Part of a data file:
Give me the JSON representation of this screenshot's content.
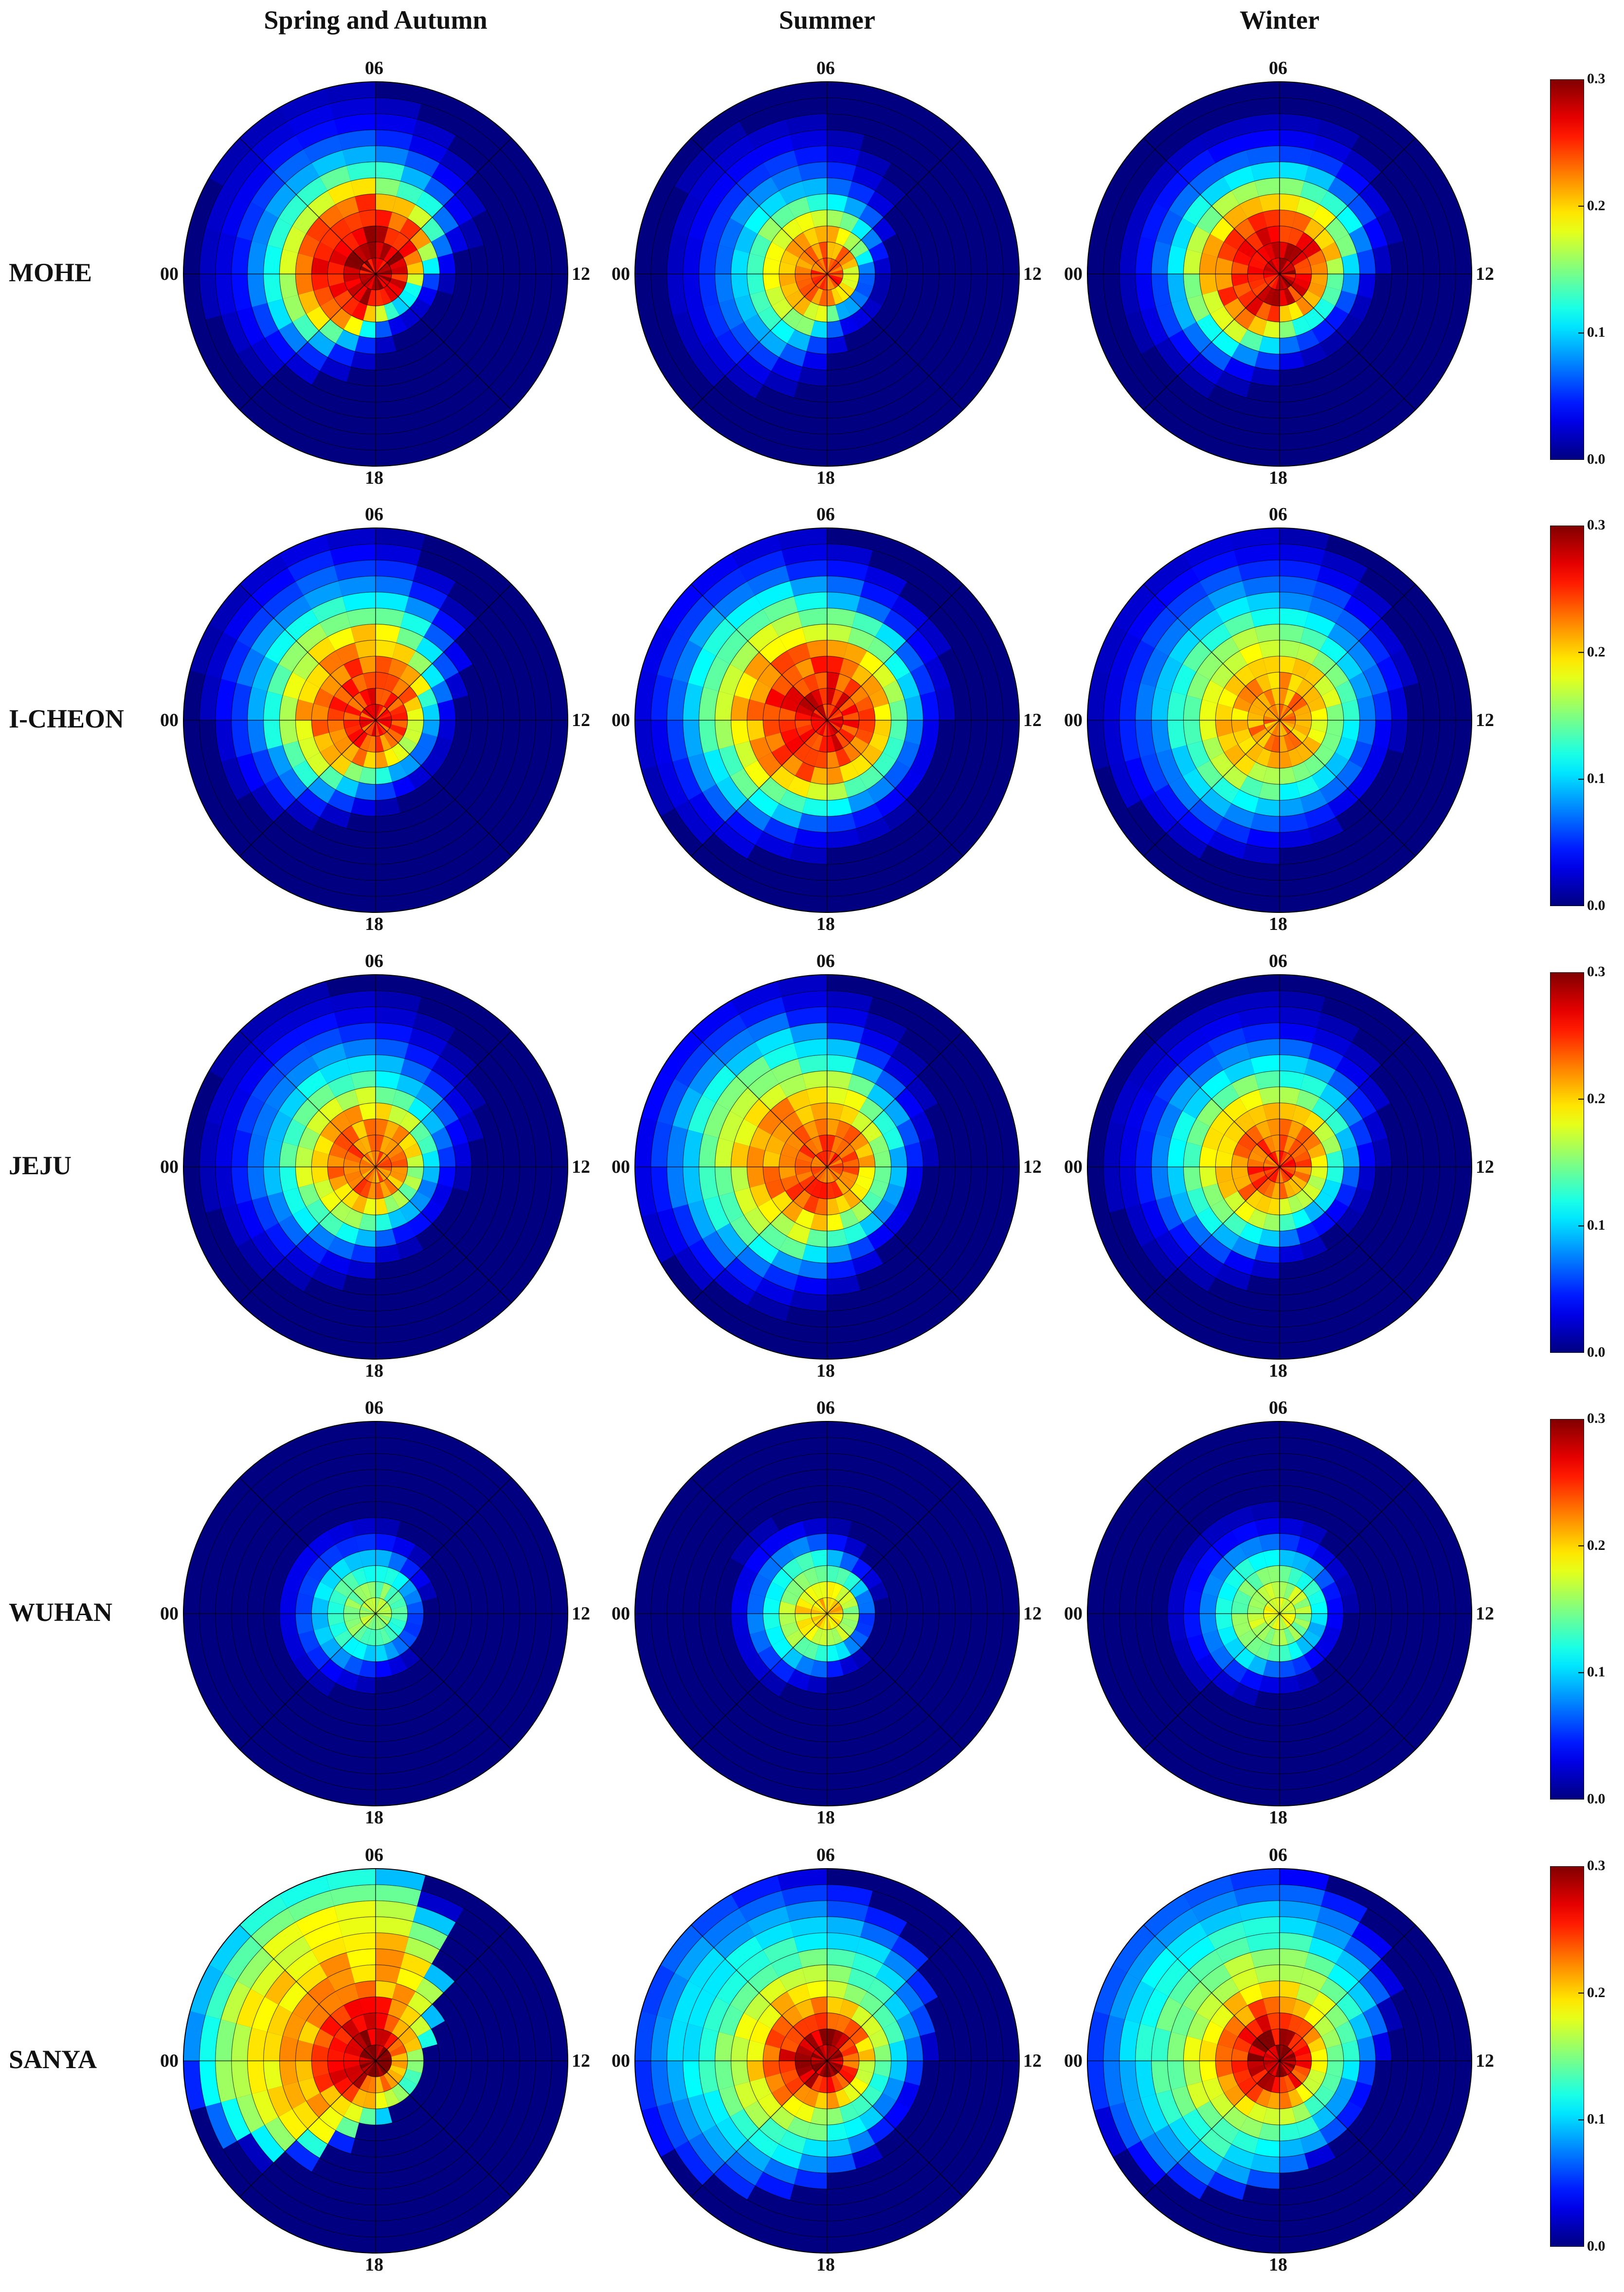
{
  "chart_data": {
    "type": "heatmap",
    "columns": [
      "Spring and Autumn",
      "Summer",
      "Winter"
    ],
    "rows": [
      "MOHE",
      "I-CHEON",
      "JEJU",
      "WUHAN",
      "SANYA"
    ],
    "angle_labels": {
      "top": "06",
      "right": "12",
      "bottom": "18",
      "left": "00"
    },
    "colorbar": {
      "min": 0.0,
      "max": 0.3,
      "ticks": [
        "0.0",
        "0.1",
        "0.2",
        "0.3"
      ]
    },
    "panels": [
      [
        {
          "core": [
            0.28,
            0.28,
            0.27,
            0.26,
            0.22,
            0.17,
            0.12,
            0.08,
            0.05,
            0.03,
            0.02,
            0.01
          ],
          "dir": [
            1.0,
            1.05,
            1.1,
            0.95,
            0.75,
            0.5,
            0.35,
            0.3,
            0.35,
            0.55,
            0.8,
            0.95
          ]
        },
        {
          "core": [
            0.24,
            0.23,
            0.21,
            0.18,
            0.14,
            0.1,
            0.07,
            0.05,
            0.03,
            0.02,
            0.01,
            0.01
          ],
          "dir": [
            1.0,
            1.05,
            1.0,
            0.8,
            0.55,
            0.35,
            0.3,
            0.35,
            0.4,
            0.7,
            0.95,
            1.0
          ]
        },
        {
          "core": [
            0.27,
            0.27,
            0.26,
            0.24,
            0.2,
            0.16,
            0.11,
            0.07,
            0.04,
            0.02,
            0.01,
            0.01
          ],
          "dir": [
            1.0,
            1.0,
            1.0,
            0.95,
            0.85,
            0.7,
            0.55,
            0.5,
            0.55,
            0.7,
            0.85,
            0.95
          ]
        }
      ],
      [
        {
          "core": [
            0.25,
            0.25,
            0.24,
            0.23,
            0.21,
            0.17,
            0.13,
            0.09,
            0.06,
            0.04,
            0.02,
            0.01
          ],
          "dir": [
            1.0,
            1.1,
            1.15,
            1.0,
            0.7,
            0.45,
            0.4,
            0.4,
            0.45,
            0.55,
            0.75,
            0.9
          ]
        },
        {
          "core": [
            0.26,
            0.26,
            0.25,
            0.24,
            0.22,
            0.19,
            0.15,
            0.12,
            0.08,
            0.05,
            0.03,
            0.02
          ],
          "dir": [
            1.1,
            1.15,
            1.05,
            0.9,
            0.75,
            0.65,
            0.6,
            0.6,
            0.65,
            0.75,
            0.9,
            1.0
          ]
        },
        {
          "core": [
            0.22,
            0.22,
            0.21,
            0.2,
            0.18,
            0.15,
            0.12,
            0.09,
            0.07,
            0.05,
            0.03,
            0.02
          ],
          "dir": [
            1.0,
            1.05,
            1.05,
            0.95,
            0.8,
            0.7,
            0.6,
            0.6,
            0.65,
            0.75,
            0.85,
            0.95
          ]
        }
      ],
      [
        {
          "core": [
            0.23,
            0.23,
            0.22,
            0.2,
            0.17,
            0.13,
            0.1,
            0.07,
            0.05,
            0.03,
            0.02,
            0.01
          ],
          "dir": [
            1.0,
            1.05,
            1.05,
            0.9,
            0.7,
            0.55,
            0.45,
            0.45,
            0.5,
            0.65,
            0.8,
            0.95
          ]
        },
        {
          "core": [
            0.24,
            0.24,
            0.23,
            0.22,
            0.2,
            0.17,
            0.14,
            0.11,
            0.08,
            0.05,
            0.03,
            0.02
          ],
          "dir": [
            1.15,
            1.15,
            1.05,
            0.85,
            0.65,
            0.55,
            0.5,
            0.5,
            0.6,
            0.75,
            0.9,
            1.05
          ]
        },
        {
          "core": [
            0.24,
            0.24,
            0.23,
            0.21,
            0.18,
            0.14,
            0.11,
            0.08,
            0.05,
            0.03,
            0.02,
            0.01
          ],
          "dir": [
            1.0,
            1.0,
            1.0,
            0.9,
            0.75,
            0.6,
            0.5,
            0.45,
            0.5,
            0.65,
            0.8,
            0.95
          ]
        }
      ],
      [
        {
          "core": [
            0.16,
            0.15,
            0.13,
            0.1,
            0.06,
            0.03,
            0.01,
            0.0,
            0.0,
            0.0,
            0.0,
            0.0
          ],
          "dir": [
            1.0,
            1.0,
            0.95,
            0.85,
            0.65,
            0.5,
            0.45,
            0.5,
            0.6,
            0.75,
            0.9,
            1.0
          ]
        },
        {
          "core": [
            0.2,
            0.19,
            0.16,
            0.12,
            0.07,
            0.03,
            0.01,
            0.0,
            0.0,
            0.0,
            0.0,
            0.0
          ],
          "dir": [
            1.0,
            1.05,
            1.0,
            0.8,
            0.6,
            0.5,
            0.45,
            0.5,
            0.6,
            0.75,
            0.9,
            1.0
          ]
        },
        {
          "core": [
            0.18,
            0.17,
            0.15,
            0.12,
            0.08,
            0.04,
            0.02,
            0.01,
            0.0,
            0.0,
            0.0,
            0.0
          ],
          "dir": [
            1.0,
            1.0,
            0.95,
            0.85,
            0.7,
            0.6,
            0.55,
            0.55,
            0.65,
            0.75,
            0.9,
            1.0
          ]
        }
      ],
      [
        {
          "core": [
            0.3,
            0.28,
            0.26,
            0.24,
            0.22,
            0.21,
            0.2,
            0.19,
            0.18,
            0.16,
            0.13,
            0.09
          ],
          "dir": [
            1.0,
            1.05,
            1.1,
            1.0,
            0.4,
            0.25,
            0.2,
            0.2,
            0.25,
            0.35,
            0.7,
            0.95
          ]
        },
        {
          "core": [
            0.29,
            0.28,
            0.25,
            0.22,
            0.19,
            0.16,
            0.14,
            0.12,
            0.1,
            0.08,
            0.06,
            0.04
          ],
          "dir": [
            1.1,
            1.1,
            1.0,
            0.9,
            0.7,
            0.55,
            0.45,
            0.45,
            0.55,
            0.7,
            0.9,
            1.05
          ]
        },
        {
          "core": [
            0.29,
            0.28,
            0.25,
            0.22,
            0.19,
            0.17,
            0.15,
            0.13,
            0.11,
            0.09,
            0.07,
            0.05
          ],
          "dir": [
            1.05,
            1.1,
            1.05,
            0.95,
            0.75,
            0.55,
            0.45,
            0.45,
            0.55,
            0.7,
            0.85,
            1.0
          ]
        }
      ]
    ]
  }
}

Goal: Please write out all the data again word for word, but not the pictures.

Reply to the task:
Give me the JSON representation of this screenshot's content.
{
  "chart_data": {
    "type": "heatmap",
    "columns": [
      "Spring and Autumn",
      "Summer",
      "Winter"
    ],
    "rows": [
      "MOHE",
      "I-CHEON",
      "JEJU",
      "WUHAN",
      "SANYA"
    ],
    "angle_labels": {
      "top": "06",
      "right": "12",
      "bottom": "18",
      "left": "00"
    },
    "colorbar": {
      "min": 0.0,
      "max": 0.3,
      "ticks": [
        "0.0",
        "0.1",
        "0.2",
        "0.3"
      ]
    },
    "panels": [
      [
        {
          "core": [
            0.28,
            0.28,
            0.27,
            0.26,
            0.22,
            0.17,
            0.12,
            0.08,
            0.05,
            0.03,
            0.02,
            0.01
          ],
          "dir": [
            1.0,
            1.05,
            1.1,
            0.95,
            0.75,
            0.5,
            0.35,
            0.3,
            0.35,
            0.55,
            0.8,
            0.95
          ]
        },
        {
          "core": [
            0.24,
            0.23,
            0.21,
            0.18,
            0.14,
            0.1,
            0.07,
            0.05,
            0.03,
            0.02,
            0.01,
            0.01
          ],
          "dir": [
            1.0,
            1.05,
            1.0,
            0.8,
            0.55,
            0.35,
            0.3,
            0.35,
            0.4,
            0.7,
            0.95,
            1.0
          ]
        },
        {
          "core": [
            0.27,
            0.27,
            0.26,
            0.24,
            0.2,
            0.16,
            0.11,
            0.07,
            0.04,
            0.02,
            0.01,
            0.01
          ],
          "dir": [
            1.0,
            1.0,
            1.0,
            0.95,
            0.85,
            0.7,
            0.55,
            0.5,
            0.55,
            0.7,
            0.85,
            0.95
          ]
        }
      ],
      [
        {
          "core": [
            0.25,
            0.25,
            0.24,
            0.23,
            0.21,
            0.17,
            0.13,
            0.09,
            0.06,
            0.04,
            0.02,
            0.01
          ],
          "dir": [
            1.0,
            1.1,
            1.15,
            1.0,
            0.7,
            0.45,
            0.4,
            0.4,
            0.45,
            0.55,
            0.75,
            0.9
          ]
        },
        {
          "core": [
            0.26,
            0.26,
            0.25,
            0.24,
            0.22,
            0.19,
            0.15,
            0.12,
            0.08,
            0.05,
            0.03,
            0.02
          ],
          "dir": [
            1.1,
            1.15,
            1.05,
            0.9,
            0.75,
            0.65,
            0.6,
            0.6,
            0.65,
            0.75,
            0.9,
            1.0
          ]
        },
        {
          "core": [
            0.22,
            0.22,
            0.21,
            0.2,
            0.18,
            0.15,
            0.12,
            0.09,
            0.07,
            0.05,
            0.03,
            0.02
          ],
          "dir": [
            1.0,
            1.05,
            1.05,
            0.95,
            0.8,
            0.7,
            0.6,
            0.6,
            0.65,
            0.75,
            0.85,
            0.95
          ]
        }
      ],
      [
        {
          "core": [
            0.23,
            0.23,
            0.22,
            0.2,
            0.17,
            0.13,
            0.1,
            0.07,
            0.05,
            0.03,
            0.02,
            0.01
          ],
          "dir": [
            1.0,
            1.05,
            1.05,
            0.9,
            0.7,
            0.55,
            0.45,
            0.45,
            0.5,
            0.65,
            0.8,
            0.95
          ]
        },
        {
          "core": [
            0.24,
            0.24,
            0.23,
            0.22,
            0.2,
            0.17,
            0.14,
            0.11,
            0.08,
            0.05,
            0.03,
            0.02
          ],
          "dir": [
            1.15,
            1.15,
            1.05,
            0.85,
            0.65,
            0.55,
            0.5,
            0.5,
            0.6,
            0.75,
            0.9,
            1.05
          ]
        },
        {
          "core": [
            0.24,
            0.24,
            0.23,
            0.21,
            0.18,
            0.14,
            0.11,
            0.08,
            0.05,
            0.03,
            0.02,
            0.01
          ],
          "dir": [
            1.0,
            1.0,
            1.0,
            0.9,
            0.75,
            0.6,
            0.5,
            0.45,
            0.5,
            0.65,
            0.8,
            0.95
          ]
        }
      ],
      [
        {
          "core": [
            0.16,
            0.15,
            0.13,
            0.1,
            0.06,
            0.03,
            0.01,
            0.0,
            0.0,
            0.0,
            0.0,
            0.0
          ],
          "dir": [
            1.0,
            1.0,
            0.95,
            0.85,
            0.65,
            0.5,
            0.45,
            0.5,
            0.6,
            0.75,
            0.9,
            1.0
          ]
        },
        {
          "core": [
            0.2,
            0.19,
            0.16,
            0.12,
            0.07,
            0.03,
            0.01,
            0.0,
            0.0,
            0.0,
            0.0,
            0.0
          ],
          "dir": [
            1.0,
            1.05,
            1.0,
            0.8,
            0.6,
            0.5,
            0.45,
            0.5,
            0.6,
            0.75,
            0.9,
            1.0
          ]
        },
        {
          "core": [
            0.18,
            0.17,
            0.15,
            0.12,
            0.08,
            0.04,
            0.02,
            0.01,
            0.0,
            0.0,
            0.0,
            0.0
          ],
          "dir": [
            1.0,
            1.0,
            0.95,
            0.85,
            0.7,
            0.6,
            0.55,
            0.55,
            0.65,
            0.75,
            0.9,
            1.0
          ]
        }
      ],
      [
        {
          "core": [
            0.3,
            0.28,
            0.26,
            0.24,
            0.22,
            0.21,
            0.2,
            0.19,
            0.18,
            0.16,
            0.13,
            0.09
          ],
          "dir": [
            1.0,
            1.05,
            1.1,
            1.0,
            0.4,
            0.25,
            0.2,
            0.2,
            0.25,
            0.35,
            0.7,
            0.95
          ]
        },
        {
          "core": [
            0.29,
            0.28,
            0.25,
            0.22,
            0.19,
            0.16,
            0.14,
            0.12,
            0.1,
            0.08,
            0.06,
            0.04
          ],
          "dir": [
            1.1,
            1.1,
            1.0,
            0.9,
            0.7,
            0.55,
            0.45,
            0.45,
            0.55,
            0.7,
            0.9,
            1.05
          ]
        },
        {
          "core": [
            0.29,
            0.28,
            0.25,
            0.22,
            0.19,
            0.17,
            0.15,
            0.13,
            0.11,
            0.09,
            0.07,
            0.05
          ],
          "dir": [
            1.05,
            1.1,
            1.05,
            0.95,
            0.75,
            0.55,
            0.45,
            0.45,
            0.55,
            0.7,
            0.85,
            1.0
          ]
        }
      ]
    ]
  }
}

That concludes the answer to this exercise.